_Requirements_
Find each line containing the string "และคณะ". Copy it.
>> START Extracted entries
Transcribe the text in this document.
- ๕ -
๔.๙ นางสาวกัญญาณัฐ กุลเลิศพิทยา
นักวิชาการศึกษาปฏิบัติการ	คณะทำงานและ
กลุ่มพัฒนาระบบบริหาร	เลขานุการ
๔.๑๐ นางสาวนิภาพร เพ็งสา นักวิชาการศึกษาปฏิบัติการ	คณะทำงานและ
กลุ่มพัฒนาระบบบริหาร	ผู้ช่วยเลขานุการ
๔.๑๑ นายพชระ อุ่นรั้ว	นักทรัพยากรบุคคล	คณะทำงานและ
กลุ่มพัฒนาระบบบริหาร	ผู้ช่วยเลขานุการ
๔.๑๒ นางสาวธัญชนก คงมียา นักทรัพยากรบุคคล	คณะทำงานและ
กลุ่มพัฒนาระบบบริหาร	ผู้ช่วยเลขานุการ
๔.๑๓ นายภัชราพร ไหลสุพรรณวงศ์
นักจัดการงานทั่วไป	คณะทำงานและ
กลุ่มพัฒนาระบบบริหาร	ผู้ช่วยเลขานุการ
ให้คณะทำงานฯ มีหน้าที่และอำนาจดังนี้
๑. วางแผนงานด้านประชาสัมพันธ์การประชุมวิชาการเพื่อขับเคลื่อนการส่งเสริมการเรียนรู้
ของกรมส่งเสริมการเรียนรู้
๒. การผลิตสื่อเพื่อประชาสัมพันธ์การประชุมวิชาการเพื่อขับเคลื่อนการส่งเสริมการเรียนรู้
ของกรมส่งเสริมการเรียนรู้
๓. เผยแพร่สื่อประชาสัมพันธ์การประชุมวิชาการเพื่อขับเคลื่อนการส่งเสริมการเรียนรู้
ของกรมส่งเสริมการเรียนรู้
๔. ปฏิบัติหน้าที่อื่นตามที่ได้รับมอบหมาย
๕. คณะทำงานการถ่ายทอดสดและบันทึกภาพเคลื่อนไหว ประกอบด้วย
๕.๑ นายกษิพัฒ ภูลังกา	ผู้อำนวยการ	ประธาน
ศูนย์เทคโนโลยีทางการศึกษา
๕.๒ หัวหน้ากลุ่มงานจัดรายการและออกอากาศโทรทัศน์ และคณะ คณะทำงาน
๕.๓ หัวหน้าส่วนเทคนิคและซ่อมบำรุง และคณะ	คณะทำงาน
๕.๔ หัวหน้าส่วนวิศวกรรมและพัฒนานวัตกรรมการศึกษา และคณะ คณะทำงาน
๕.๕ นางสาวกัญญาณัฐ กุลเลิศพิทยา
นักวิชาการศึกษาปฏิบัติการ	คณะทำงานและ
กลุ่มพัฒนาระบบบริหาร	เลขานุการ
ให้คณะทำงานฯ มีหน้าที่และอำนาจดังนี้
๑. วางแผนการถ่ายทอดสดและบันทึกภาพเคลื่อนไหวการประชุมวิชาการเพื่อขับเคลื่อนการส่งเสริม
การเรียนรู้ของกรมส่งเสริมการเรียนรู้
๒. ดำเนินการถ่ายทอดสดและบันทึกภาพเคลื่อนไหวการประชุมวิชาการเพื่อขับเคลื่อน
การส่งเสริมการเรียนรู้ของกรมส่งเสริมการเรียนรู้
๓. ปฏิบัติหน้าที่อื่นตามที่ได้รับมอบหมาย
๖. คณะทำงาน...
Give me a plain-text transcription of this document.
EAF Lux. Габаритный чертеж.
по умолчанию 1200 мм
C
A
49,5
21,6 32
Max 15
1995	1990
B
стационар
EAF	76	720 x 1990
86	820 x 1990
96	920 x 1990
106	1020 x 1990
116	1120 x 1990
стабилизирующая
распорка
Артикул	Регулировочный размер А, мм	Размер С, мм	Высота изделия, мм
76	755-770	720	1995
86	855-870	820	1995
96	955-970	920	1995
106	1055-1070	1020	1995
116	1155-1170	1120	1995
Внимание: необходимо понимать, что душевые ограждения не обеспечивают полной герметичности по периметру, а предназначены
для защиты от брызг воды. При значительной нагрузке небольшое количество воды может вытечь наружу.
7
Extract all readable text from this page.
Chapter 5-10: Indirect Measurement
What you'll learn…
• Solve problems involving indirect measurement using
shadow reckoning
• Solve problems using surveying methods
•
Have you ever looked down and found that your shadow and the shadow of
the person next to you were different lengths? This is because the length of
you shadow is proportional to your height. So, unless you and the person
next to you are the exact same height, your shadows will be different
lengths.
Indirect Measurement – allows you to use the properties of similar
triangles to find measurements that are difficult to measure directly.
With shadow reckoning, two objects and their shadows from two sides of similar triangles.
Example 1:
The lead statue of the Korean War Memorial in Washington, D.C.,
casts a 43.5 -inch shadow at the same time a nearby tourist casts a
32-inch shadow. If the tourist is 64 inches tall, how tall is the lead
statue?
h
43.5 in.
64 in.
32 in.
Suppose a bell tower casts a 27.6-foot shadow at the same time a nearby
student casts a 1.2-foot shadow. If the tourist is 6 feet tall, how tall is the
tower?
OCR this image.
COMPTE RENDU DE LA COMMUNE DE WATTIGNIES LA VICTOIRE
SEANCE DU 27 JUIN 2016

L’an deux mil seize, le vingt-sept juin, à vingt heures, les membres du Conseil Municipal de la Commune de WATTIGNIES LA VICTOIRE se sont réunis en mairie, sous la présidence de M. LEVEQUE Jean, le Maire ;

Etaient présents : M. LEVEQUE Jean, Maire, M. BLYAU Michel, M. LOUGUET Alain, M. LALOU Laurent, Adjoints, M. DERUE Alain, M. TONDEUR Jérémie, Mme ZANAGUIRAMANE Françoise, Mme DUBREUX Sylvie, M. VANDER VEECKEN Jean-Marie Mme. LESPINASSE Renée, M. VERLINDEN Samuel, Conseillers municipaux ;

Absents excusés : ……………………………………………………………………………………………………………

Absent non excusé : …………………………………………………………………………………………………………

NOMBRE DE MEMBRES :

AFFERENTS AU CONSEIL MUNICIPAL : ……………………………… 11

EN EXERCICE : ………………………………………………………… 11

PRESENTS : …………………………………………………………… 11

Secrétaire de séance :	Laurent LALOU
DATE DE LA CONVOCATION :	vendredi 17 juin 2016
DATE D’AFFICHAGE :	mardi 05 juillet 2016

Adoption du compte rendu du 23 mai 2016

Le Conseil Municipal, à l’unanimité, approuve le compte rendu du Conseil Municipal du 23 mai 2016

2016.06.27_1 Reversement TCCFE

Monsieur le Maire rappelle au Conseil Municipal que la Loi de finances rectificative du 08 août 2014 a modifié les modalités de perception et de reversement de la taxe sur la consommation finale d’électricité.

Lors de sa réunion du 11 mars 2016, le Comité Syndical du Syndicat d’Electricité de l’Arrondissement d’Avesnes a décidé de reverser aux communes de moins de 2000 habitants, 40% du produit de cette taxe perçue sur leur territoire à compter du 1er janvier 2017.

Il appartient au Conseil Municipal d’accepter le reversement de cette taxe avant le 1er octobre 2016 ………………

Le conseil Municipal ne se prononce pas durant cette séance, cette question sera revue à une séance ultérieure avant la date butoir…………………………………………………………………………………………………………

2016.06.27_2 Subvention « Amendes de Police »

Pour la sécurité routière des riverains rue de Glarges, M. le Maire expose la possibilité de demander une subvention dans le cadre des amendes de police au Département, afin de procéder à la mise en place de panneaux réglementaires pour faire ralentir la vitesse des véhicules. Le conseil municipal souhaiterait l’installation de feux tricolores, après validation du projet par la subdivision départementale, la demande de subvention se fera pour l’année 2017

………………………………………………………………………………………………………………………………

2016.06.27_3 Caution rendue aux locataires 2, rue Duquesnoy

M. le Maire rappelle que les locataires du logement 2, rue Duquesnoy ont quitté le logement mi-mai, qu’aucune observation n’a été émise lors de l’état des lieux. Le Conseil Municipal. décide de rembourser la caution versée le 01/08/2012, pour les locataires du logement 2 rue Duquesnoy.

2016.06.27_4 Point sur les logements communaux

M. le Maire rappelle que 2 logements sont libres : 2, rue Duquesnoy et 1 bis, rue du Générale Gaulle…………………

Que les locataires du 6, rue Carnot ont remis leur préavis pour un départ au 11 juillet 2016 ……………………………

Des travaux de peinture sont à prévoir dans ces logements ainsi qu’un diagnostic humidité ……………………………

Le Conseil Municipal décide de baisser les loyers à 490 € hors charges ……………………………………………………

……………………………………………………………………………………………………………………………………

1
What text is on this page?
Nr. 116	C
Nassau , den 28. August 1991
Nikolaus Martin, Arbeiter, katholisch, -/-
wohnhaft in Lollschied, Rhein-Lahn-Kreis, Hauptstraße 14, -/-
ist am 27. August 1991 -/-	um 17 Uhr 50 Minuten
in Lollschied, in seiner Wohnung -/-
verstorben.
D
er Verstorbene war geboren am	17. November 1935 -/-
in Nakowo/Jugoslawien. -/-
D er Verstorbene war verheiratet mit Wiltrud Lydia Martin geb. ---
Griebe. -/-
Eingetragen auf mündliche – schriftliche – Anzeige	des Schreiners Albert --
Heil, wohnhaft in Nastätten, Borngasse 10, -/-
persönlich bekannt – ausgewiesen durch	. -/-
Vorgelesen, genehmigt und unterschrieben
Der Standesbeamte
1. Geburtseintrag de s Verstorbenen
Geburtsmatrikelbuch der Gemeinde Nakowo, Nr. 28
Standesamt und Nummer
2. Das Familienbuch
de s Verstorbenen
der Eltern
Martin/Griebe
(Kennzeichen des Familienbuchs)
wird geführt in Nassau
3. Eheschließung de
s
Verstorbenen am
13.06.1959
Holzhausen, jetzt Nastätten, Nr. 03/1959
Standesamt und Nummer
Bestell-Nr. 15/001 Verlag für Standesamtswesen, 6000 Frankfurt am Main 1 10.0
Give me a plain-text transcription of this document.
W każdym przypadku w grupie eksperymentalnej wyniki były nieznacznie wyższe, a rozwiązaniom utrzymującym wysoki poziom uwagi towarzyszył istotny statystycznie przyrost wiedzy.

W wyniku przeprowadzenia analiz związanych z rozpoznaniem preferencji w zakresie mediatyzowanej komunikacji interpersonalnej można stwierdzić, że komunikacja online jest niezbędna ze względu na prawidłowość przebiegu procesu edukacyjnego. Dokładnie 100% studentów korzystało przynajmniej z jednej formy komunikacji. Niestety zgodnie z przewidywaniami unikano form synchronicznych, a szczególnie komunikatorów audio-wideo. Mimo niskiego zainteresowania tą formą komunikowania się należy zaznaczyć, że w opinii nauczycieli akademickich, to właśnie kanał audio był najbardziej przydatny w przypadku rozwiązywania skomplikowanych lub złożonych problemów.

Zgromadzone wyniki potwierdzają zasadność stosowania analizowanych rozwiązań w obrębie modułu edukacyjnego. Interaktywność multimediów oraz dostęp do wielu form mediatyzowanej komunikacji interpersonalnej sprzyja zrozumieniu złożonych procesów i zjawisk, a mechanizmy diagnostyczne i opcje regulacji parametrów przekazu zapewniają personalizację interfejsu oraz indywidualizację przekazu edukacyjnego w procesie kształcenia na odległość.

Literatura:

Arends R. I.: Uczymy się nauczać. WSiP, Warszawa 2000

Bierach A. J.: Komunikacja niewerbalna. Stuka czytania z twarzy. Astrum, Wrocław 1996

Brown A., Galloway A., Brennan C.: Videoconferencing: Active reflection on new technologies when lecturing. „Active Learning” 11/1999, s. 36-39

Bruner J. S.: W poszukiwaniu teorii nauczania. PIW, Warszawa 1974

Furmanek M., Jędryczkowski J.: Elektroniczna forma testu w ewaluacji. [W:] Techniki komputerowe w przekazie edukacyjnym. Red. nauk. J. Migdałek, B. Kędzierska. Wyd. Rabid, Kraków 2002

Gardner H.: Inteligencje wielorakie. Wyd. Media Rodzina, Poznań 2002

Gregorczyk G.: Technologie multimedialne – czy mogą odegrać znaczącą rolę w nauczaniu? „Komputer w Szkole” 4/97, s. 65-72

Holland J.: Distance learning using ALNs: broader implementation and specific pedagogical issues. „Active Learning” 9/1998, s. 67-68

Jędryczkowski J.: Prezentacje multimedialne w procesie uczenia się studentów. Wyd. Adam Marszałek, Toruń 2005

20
>> END Extracted entries
_The reply_
๕.๒ หัวหน้ากลุ่มงานจัดรายการและออกอากาศโทรทัศน์ และคณะ คณะทำงาน
๕.๓ หัวหน้าส่วนเทคนิคและซ่อมบำรุง และคณะ	คณะทำงาน
๕.๔ หัวหน้าส่วนวิศวกรรมและพัฒนานวัตกรรมการศึกษา และคณะ คณะทำงาน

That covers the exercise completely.